» TASK REQUIREMENTS:
The entries below are to be repeated exactly as they stand.

Stored records
[BEGIN]

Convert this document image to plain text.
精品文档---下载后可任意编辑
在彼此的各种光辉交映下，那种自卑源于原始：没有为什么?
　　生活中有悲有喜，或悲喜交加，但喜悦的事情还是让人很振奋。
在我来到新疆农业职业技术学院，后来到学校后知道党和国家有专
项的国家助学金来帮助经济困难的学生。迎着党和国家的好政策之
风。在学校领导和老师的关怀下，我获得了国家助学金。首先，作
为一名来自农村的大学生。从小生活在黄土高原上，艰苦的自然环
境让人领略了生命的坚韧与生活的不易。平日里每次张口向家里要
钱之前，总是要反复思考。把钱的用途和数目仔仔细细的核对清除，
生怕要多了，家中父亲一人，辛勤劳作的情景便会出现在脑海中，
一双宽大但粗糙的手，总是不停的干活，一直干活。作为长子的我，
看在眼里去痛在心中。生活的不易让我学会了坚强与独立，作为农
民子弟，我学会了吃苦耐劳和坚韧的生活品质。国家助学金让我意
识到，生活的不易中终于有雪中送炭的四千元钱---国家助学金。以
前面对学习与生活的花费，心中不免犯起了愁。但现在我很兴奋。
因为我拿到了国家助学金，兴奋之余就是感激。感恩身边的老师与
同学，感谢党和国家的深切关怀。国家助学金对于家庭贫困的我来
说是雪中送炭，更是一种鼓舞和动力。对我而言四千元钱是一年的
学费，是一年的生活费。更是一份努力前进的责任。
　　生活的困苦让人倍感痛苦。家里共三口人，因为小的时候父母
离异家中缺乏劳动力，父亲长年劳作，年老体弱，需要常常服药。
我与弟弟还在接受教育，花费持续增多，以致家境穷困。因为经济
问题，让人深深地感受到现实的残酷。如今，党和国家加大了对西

[END]

» SOLUTION:
Convert this document image to plain text.
精品文档---下载后可任意编辑
在彼此的各种光辉交映下，那种自卑源于原始：没有为什么?
　　生活中有悲有喜，或悲喜交加，但喜悦的事情还是让人很振奋。
在我来到新疆农业职业技术学院，后来到学校后知道党和国家有专
项的国家助学金来帮助经济困难的学生。迎着党和国家的好政策之
风。在学校领导和老师的关怀下，我获得了国家助学金。首先，作
为一名来自农村的大学生。从小生活在黄土高原上，艰苦的自然环
境让人领略了生命的坚韧与生活的不易。平日里每次张口向家里要
钱之前，总是要反复思考。把钱的用途和数目仔仔细细的核对清除，
生怕要多了，家中父亲一人，辛勤劳作的情景便会出现在脑海中，
一双宽大但粗糙的手，总是不停的干活，一直干活。作为长子的我，
看在眼里去痛在心中。生活的不易让我学会了坚强与独立，作为农
民子弟，我学会了吃苦耐劳和坚韧的生活品质。国家助学金让我意
识到，生活的不易中终于有雪中送炭的四千元钱---国家助学金。以
前面对学习与生活的花费，心中不免犯起了愁。但现在我很兴奋。
因为我拿到了国家助学金，兴奋之余就是感激。感恩身边的老师与
同学，感谢党和国家的深切关怀。国家助学金对于家庭贫困的我来
说是雪中送炭，更是一种鼓舞和动力。对我而言四千元钱是一年的
学费，是一年的生活费。更是一份努力前进的责任。
　　生活的困苦让人倍感痛苦。家里共三口人，因为小的时候父母
离异家中缺乏劳动力，父亲长年劳作，年老体弱，需要常常服药。
我与弟弟还在接受教育，花费持续增多，以致家境穷困。因为经济
问题，让人深深地感受到现实的残酷。如今，党和国家加大了对西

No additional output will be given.